Provided entries |
# # # # # # #
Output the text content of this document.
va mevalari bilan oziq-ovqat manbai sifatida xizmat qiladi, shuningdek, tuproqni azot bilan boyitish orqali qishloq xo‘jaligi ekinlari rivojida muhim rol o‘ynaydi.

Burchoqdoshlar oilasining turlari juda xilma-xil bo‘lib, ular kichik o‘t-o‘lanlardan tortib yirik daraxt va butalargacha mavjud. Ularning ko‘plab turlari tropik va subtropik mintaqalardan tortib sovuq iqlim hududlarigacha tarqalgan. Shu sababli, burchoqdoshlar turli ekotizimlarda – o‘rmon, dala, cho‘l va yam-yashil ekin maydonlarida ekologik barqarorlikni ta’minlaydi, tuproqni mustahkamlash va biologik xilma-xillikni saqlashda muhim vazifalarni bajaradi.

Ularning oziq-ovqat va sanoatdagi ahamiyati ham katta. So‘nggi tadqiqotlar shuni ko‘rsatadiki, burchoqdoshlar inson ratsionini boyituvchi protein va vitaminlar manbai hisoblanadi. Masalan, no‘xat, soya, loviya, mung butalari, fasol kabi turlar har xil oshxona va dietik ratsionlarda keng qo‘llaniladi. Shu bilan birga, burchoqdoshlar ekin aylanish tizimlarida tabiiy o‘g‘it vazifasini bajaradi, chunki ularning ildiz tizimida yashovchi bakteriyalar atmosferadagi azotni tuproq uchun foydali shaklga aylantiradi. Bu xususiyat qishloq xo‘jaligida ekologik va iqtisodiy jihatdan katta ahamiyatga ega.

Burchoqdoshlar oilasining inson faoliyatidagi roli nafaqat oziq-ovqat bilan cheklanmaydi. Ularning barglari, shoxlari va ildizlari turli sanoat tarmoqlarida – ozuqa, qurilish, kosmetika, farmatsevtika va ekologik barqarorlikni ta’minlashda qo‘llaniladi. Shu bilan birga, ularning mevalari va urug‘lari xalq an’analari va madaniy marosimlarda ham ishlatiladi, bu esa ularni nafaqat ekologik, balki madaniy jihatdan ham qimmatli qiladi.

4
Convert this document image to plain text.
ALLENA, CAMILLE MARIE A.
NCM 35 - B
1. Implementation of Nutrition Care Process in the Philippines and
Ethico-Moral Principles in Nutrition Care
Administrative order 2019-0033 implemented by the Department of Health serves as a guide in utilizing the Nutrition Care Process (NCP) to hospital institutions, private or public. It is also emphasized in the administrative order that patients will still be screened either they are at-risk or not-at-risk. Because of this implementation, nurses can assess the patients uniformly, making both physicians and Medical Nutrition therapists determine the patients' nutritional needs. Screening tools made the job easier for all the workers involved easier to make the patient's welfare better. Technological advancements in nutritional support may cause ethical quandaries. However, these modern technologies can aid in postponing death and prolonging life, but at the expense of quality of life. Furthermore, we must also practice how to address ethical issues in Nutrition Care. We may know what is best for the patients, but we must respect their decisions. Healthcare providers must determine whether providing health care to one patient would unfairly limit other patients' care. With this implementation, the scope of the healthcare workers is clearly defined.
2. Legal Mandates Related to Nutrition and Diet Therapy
# # # # # # #
Exercise aim | Filter the entries above down to the lines containing the word "text".

Answer to the exercise |
Output the text content of this document.
Convert this document image to plain text.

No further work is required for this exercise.